[Your instructions]: Each line that holds the word "Montant" is to be identified and copied.

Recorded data
# # #

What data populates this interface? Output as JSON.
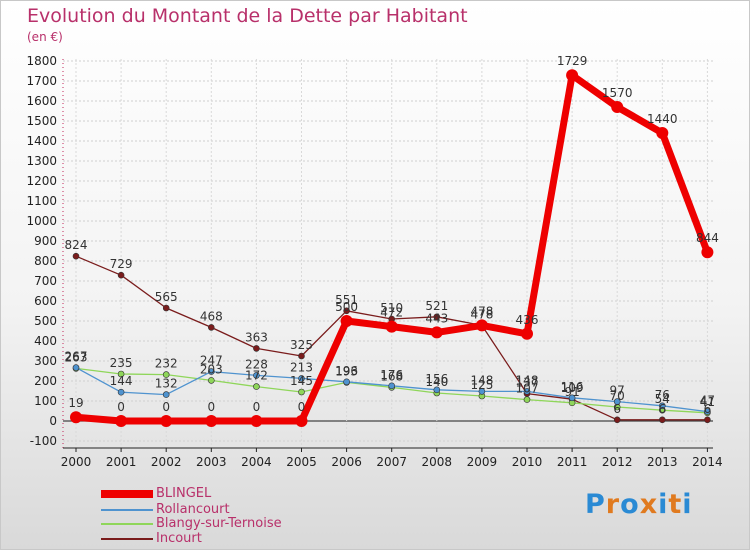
{
  "title": "Evolution du Montant de la Dette par Habitant",
  "subtitle": "(en €)",
  "logo": {
    "text": "Proxiti",
    "letters": [
      "P",
      "r",
      "o",
      "x",
      "i",
      "t",
      "i"
    ],
    "colors": [
      "#2a8ad4",
      "#e07a1f",
      "#2a8ad4",
      "#e07a1f",
      "#2a8ad4",
      "#e07a1f",
      "#2a8ad4"
    ]
  },
  "chart_data": {
    "type": "line",
    "title": "Evolution du Montant de la Dette par Habitant",
    "ylabel": "(en €)",
    "xlabel": "",
    "x": [
      "2000",
      "2001",
      "2002",
      "2003",
      "2004",
      "2005",
      "2006",
      "2007",
      "2008",
      "2009",
      "2010",
      "2011",
      "2012",
      "2013",
      "2014"
    ],
    "ylim": [
      -100,
      1800
    ],
    "yticks": [
      "-100",
      "0",
      "100",
      "200",
      "300",
      "400",
      "500",
      "600",
      "700",
      "800",
      "900",
      "1000",
      "1100",
      "1200",
      "1300",
      "1400",
      "1500",
      "1600",
      "1700",
      "1800"
    ],
    "legend_position": "bottom-left",
    "series": [
      {
        "name": "BLINGEL",
        "color": "#ee0000",
        "values": [
          19,
          0,
          0,
          0,
          0,
          0,
          500,
          472,
          443,
          478,
          436,
          1729,
          1570,
          1440,
          844
        ],
        "labels": [
          "19",
          "0",
          "0",
          "0",
          "0",
          "0",
          "500",
          "472",
          "443",
          "478",
          "436",
          "1729",
          "1570",
          "1440",
          "844"
        ]
      },
      {
        "name": "Rollancourt",
        "color": "#4f93cf",
        "values": [
          267,
          144,
          132,
          247,
          228,
          213,
          196,
          176,
          156,
          148,
          148,
          116,
          97,
          76,
          47
        ],
        "labels": [
          "267",
          "144",
          "132",
          "247",
          "228",
          "213",
          "196",
          "176",
          "156",
          "148",
          "148",
          "116",
          "97",
          "76",
          "47"
        ]
      },
      {
        "name": "Blangy-sur-Ternoise",
        "color": "#8fd65a",
        "values": [
          263,
          235,
          232,
          203,
          172,
          145,
          193,
          168,
          140,
          125,
          107,
          91,
          70,
          54,
          41
        ],
        "labels": [
          "263",
          "235",
          "232",
          "203",
          "172",
          "145",
          "193",
          "168",
          "140",
          "125",
          "107",
          "91",
          "70",
          "54",
          "41"
        ]
      },
      {
        "name": "Incourt",
        "color": "#7a1c1c",
        "values": [
          824,
          729,
          565,
          468,
          363,
          325,
          551,
          510,
          521,
          478,
          137,
          109,
          6,
          6,
          6
        ],
        "labels": [
          "824",
          "729",
          "565",
          "468",
          "363",
          "325",
          "551",
          "510",
          "521",
          "478",
          "137",
          "109",
          "6",
          "6",
          "6"
        ]
      }
    ]
  }
}
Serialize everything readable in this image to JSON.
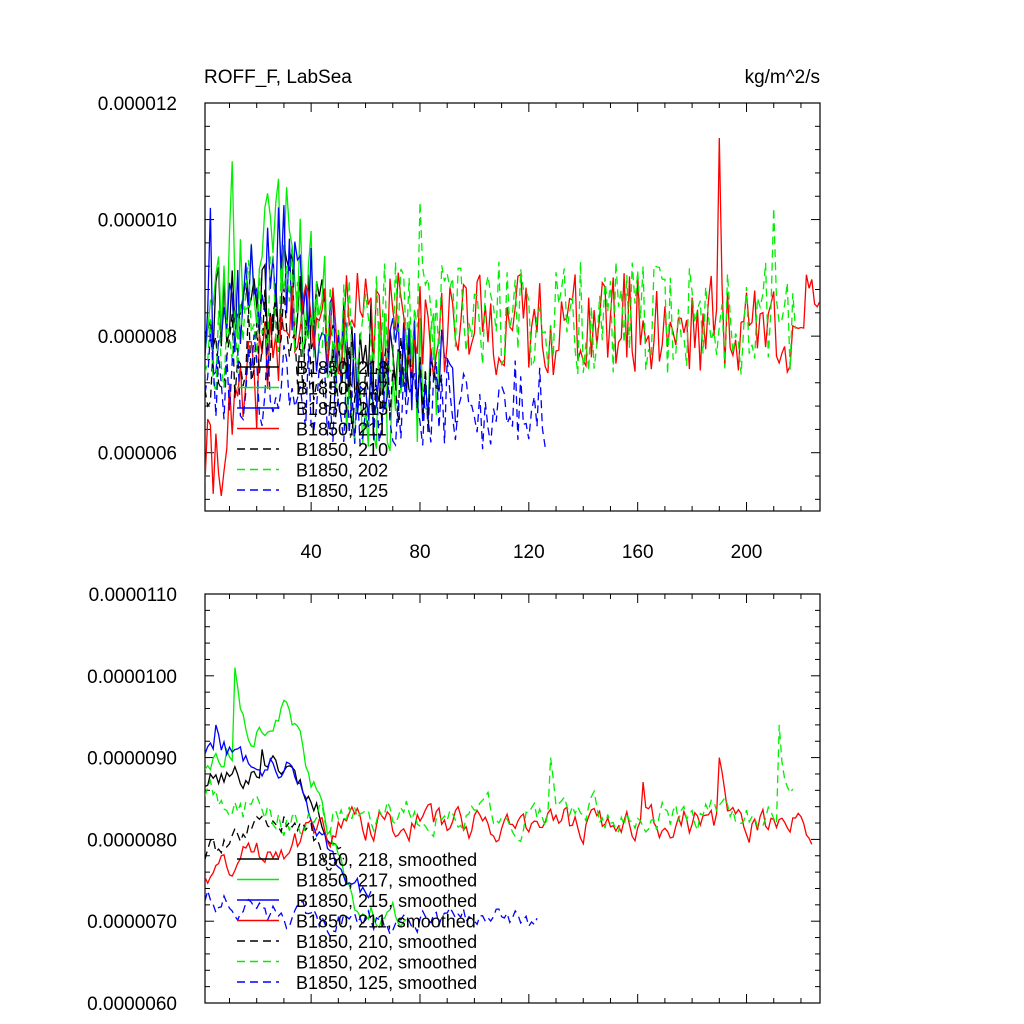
{
  "chart_data": [
    {
      "type": "line",
      "title_left": "ROFF_F, LabSea",
      "title_right": "kg/m^2/s",
      "xlabel": "",
      "ylabel": "",
      "xlim": [
        1,
        227
      ],
      "ylim": [
        5e-06,
        1.2e-05
      ],
      "x_ticks": [
        40,
        80,
        120,
        160,
        200
      ],
      "x_tick_labels": [
        "40",
        "80",
        "120",
        "160",
        "200"
      ],
      "y_ticks": [
        6e-06,
        8e-06,
        1e-05,
        1.2e-05
      ],
      "y_tick_labels": [
        "0.000006",
        "0.000008",
        "0.000010",
        "0.000012"
      ],
      "legend_position": "lower-left",
      "series": [
        {
          "name": "B1850, 218",
          "color": "#000000",
          "dash": "solid",
          "n": 76,
          "base": 7.7e-06,
          "start": 8.5e-06,
          "mid": 8.8e-06,
          "amp": 9e-07,
          "seed": 11,
          "spikes": []
        },
        {
          "name": "B1850, 217",
          "color": "#00ee00",
          "dash": "solid",
          "n": 87,
          "base": 7.2e-06,
          "start": 8.3e-06,
          "mid": 9.8e-06,
          "amp": 1.2e-06,
          "seed": 23,
          "spikes": [
            [
              11,
              1.1e-05
            ],
            [
              28,
              1.07e-05
            ]
          ]
        },
        {
          "name": "B1850, 215",
          "color": "#0000ff",
          "dash": "solid",
          "n": 94,
          "base": 7.4e-06,
          "start": 8.1e-06,
          "mid": 9.3e-06,
          "amp": 1e-06,
          "seed": 37,
          "spikes": [
            [
              3,
              1.02e-05
            ]
          ]
        },
        {
          "name": "B1850, 211",
          "color": "#ff0000",
          "dash": "solid",
          "n": 227,
          "base": 8.2e-06,
          "start": 5.5e-06,
          "mid": 8.2e-06,
          "amp": 9e-07,
          "seed": 41,
          "spikes": [
            [
              1,
              5.5e-06
            ],
            [
              190,
              1.14e-05
            ]
          ]
        },
        {
          "name": "B1850, 210",
          "color": "#000000",
          "dash": "8,5",
          "n": 88,
          "base": 7.1e-06,
          "start": 7.5e-06,
          "mid": 8.2e-06,
          "amp": 9e-07,
          "seed": 53,
          "spikes": []
        },
        {
          "name": "B1850, 202",
          "color": "#00ee00",
          "dash": "8,5",
          "n": 218,
          "base": 8.3e-06,
          "start": 7.8e-06,
          "mid": 8.8e-06,
          "amp": 1e-06,
          "seed": 67,
          "spikes": [
            [
              80,
              1.03e-05
            ],
            [
              210,
              1.02e-05
            ]
          ]
        },
        {
          "name": "B1850, 125",
          "color": "#0000ff",
          "dash": "8,5",
          "n": 126,
          "base": 6.8e-06,
          "start": 7.4e-06,
          "mid": 7.2e-06,
          "amp": 8e-07,
          "seed": 79,
          "spikes": []
        }
      ]
    },
    {
      "type": "line",
      "title_left": "",
      "title_right": "",
      "xlabel": "",
      "ylabel": "",
      "xlim": [
        1,
        227
      ],
      "ylim": [
        6e-06,
        1.1e-05
      ],
      "x_ticks": [
        40,
        80,
        120,
        160,
        200
      ],
      "x_tick_labels": [],
      "y_ticks": [
        6e-06,
        7e-06,
        8e-06,
        9e-06,
        1e-05,
        1.1e-05
      ],
      "y_tick_labels": [
        "0.0000060",
        "0.0000070",
        "0.0000080",
        "0.0000090",
        "0.0000100",
        "0.0000110"
      ],
      "legend_position": "lower-left",
      "series": [
        {
          "name": "B1850, 218, smoothed",
          "color": "#000000",
          "dash": "solid",
          "n": 51,
          "base": 7.7e-06,
          "start": 8.7e-06,
          "mid": 8.9e-06,
          "amp": 3e-07,
          "seed": 101,
          "spikes": [
            [
              22,
              9.1e-06
            ]
          ]
        },
        {
          "name": "B1850, 217, smoothed",
          "color": "#00ee00",
          "dash": "solid",
          "n": 75,
          "base": 7.1e-06,
          "start": 8.9e-06,
          "mid": 9.6e-06,
          "amp": 3e-07,
          "seed": 113,
          "spikes": [
            [
              12,
              1.01e-05
            ]
          ]
        },
        {
          "name": "B1850, 215, smoothed",
          "color": "#0000ff",
          "dash": "solid",
          "n": 62,
          "base": 7.3e-06,
          "start": 9.1e-06,
          "mid": 8.9e-06,
          "amp": 3e-07,
          "seed": 127,
          "spikes": [
            [
              5,
              9.4e-06
            ]
          ]
        },
        {
          "name": "B1850, 211, smoothed",
          "color": "#ff0000",
          "dash": "solid",
          "n": 224,
          "base": 8.2e-06,
          "start": 7.6e-06,
          "mid": 8e-06,
          "amp": 4e-07,
          "seed": 131,
          "spikes": [
            [
              190,
              9e-06
            ],
            [
              162,
              8.7e-06
            ]
          ]
        },
        {
          "name": "B1850, 210, smoothed",
          "color": "#000000",
          "dash": "8,5",
          "n": 52,
          "base": 7.5e-06,
          "start": 7.8e-06,
          "mid": 8.3e-06,
          "amp": 3e-07,
          "seed": 139,
          "spikes": []
        },
        {
          "name": "B1850, 202, smoothed",
          "color": "#00ee00",
          "dash": "8,5",
          "n": 217,
          "base": 8.3e-06,
          "start": 8.6e-06,
          "mid": 8.2e-06,
          "amp": 4e-07,
          "seed": 149,
          "spikes": [
            [
              128,
              9e-06
            ],
            [
              212,
              9.4e-06
            ]
          ]
        },
        {
          "name": "B1850, 125, smoothed",
          "color": "#0000ff",
          "dash": "8,5",
          "n": 123,
          "base": 7e-06,
          "start": 7.3e-06,
          "mid": 7e-06,
          "amp": 3e-07,
          "seed": 151,
          "spikes": []
        }
      ]
    }
  ]
}
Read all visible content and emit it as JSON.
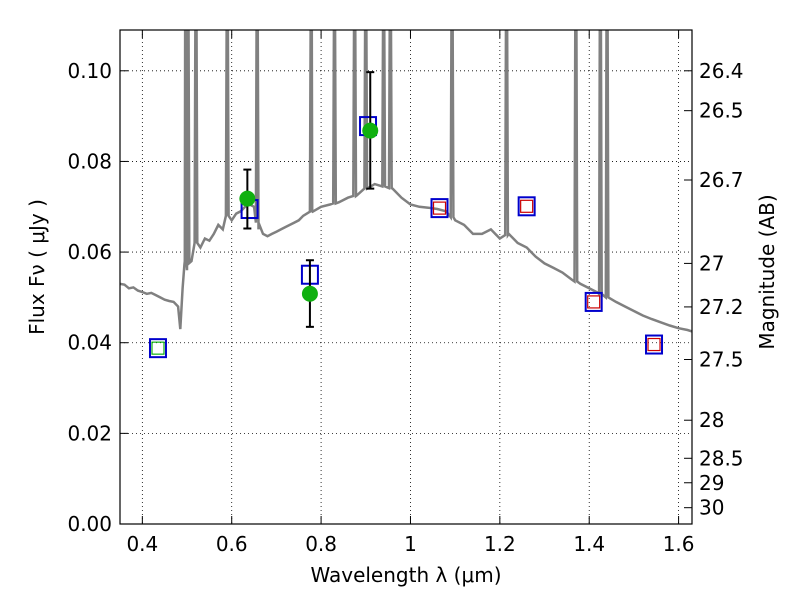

# # #

[Solution for this exercise]:
  "title": "Evolution du Montant de la Dette par Habitant",
    "title": "Evolution du Montant de la Dette par Habitant",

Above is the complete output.